Отрывок:
☆ ☆ ☆ ☆
Пишущая братия сидела по редакциям. Не устраивалось ни обедов, ни банкетов, ни чтений в известном духе. Все это было бы гораздо труднее и устраивать.
Правительство, как всегда, делало из мухи слона. Неизвестно, по каким донесениям своих агентов оно вообразило себе, что ко дню объявления воли произойдут уличные беспорядки.
И оно не решилось объявить о ней в самый день подписания манифеста, а позднее, в Прощеное воскресенье на Масленице, что пришлось уже в марте.
Да никто среди молодежи и не говорил о том, что готовятся какие-нибудь манифестации. Столица жила своим веселым сезоном. То, что составляет «весь Петербург», оставалось таким же жуирным, как и сорок четыре года спустя, в день падения Порт-Артура или адских боен Ляояна и под Мукденом; такая же разряженная толпа в театрах, ресторанах, загородных увеселительных кабаках.
Кто радовался освобождению — а таких было немало, — делали это тихо, келейно.
В ту «историческую» зиму едва ли не в одном движении по воскресным школам сказался пульс либерального Петербурга… да и оно должно было стихнуть после разных полицейских репрессий.
☆ ☆ ☆ ☆
Задания:
1. Отредактируйте отрывок об объявлении воли: перепишите всё, начиная со слов «Пишущая братия сидела» и вплоть до слов «уже в марте.», поставив «указа» вместо «манифеста».
2. Продолжите отрывок об объявлении воли, начав сразу после его последней фразы.
☆ ☆ ☆ ☆
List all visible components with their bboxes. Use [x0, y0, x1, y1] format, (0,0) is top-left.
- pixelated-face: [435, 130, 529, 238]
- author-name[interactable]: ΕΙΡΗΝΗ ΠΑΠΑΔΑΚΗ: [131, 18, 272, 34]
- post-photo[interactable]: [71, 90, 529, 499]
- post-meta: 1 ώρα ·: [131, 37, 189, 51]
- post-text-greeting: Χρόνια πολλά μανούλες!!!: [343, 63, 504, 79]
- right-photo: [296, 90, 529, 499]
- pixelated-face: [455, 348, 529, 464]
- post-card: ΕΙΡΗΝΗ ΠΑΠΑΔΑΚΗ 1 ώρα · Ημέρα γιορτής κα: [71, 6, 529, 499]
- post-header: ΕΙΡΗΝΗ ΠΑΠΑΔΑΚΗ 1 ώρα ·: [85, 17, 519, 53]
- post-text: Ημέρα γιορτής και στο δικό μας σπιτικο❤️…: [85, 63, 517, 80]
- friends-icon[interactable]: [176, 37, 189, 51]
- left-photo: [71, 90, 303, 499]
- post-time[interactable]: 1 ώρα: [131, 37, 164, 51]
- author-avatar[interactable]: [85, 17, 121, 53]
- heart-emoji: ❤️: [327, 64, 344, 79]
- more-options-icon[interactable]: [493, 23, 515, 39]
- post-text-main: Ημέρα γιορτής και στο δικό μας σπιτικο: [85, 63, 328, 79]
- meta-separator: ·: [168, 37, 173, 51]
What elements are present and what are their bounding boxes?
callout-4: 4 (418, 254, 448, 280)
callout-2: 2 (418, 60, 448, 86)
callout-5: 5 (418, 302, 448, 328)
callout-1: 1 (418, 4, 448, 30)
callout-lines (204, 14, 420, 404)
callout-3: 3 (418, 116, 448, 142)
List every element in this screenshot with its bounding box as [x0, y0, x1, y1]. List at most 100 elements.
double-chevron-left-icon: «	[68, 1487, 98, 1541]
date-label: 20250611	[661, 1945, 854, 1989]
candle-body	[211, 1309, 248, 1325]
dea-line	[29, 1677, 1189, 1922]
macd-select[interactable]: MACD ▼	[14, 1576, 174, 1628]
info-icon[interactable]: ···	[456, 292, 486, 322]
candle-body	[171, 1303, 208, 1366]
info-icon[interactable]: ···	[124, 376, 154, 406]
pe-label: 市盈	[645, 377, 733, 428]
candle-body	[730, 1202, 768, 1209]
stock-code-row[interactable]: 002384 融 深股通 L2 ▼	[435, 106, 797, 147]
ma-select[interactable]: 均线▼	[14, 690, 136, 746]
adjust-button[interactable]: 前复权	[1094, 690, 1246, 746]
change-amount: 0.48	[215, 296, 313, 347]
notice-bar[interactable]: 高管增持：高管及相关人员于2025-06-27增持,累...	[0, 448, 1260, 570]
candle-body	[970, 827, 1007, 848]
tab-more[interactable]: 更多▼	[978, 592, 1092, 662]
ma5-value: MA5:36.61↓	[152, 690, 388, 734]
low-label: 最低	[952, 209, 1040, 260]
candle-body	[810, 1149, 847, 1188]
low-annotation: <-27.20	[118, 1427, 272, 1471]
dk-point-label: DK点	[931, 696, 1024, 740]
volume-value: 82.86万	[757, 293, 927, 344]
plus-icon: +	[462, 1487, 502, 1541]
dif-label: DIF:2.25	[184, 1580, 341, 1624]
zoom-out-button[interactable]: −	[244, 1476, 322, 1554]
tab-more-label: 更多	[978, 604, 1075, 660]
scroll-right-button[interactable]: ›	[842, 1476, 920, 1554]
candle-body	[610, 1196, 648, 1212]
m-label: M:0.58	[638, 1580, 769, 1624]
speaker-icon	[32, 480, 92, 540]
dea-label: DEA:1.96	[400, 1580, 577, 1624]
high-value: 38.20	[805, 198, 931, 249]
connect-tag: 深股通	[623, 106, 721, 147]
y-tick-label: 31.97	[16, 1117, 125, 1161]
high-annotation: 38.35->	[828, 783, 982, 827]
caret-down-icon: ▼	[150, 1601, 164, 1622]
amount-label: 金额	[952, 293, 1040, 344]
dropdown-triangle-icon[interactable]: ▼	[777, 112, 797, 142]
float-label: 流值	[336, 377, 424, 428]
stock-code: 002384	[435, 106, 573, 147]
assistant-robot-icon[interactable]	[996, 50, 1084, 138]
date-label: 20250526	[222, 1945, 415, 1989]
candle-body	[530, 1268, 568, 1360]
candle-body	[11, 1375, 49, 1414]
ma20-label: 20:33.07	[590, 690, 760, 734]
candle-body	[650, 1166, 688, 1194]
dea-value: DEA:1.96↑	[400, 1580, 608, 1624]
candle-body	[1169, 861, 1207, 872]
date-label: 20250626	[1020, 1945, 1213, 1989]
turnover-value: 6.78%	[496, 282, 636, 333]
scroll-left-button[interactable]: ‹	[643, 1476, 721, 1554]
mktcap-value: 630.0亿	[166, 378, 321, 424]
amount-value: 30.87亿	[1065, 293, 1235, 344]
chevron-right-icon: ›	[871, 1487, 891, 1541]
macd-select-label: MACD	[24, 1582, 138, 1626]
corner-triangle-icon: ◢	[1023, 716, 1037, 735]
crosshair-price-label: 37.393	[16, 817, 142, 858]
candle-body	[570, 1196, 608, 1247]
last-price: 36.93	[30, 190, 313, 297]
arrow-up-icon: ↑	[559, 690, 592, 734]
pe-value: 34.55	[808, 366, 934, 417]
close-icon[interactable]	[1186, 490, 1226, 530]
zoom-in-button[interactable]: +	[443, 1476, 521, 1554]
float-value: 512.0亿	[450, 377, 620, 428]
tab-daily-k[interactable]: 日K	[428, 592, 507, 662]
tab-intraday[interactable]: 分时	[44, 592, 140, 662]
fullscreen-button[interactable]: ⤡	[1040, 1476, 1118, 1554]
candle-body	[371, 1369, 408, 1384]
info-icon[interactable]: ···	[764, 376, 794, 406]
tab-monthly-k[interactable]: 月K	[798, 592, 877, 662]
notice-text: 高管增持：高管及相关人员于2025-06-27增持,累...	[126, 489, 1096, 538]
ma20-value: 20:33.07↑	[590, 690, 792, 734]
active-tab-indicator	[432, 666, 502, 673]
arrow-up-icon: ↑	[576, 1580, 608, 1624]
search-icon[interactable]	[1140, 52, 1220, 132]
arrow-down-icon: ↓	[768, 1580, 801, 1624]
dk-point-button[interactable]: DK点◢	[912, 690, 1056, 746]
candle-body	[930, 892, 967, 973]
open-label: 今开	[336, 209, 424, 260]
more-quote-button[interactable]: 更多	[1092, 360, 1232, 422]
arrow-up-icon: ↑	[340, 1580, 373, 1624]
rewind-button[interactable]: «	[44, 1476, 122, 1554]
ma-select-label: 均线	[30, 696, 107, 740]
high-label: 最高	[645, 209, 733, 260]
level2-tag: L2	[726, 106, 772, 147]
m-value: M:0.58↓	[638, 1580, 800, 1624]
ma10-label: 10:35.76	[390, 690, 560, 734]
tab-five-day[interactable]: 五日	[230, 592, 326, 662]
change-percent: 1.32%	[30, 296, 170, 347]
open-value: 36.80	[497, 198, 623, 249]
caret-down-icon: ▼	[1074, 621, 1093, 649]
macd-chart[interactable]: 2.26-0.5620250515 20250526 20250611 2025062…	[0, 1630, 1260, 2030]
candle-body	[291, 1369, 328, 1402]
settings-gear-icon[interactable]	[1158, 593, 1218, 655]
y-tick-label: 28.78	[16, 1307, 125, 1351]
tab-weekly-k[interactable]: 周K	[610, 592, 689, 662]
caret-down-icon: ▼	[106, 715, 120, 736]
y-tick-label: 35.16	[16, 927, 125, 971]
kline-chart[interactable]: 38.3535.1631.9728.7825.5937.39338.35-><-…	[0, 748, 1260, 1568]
☆ ☆ ☆ ☆
Ответы к заданиям:
1.
Пишущая братия сидела по редакциям. Не устраивалось ни обедов, ни банкетов, ни чтений в известном духе. Все это было бы гораздо труднее и устраивать.
Правительство, как всегда, делало из мухи слона. Неизвестно, по каким донесениям своих агентов оно вообразило себе, что ко дню объявления воли произойдут уличные беспорядки.
И оно не решилось объявить о ней в самый день подписания указа, а позднее, в Прощеное воскресенье на Масленице, что пришлось уже в марте.

2.
Всего прямее следовало бы ему сказываться в общей товарищеской жизни тогдашнего писательства; но этого, повторяю, не было. Иначе в эти три месяца до 19 февраля, наверно, были бы сборища, обеды, вечера, заседания, на которые я, конечно бы, попал.
Если взять хотя бы такого писателя, как П.И.Вейнберг с его общительными и организационными наклонностями, и сравнить его жизнь теперь, когда ему минуло 76 лет, и тогда, как он был молодой человек 31 года и вдобавок стоял во главе нового, пошедшего очень бойко журнала.
Этот журнал, свои дела, женитьба поглощали его совершенно. Я видал его в конторе, на Невском, в театрах (и то редко); но не помню, чтобы он устраивал что-нибудь общелитераторское, в чем сказывалась бы близость великой исторической годовщины, расколовшей историю России на две эпохи: рабовладельчества и падения его.
Был дом литературного мецената графа Кушелева-Безбородко, затеявшего незадолго перед тем журнал «Русское слово».
Он кормил и поил пишущую братию, особенно в первые два года. Журнал (к зиме 1860–1861 года) взял уже в свои руки Благосветлов. Прежняя редакция распалась, А.Григорьев ушел к братьям Достоевским в журнал «Время».
Но разливанное море, может быть, и в ту зиму еще продолжалось. Я туда не стремился, после того как редакция «Русского слова» затеряла у меня рукопись моей первой комедии «Фразеры».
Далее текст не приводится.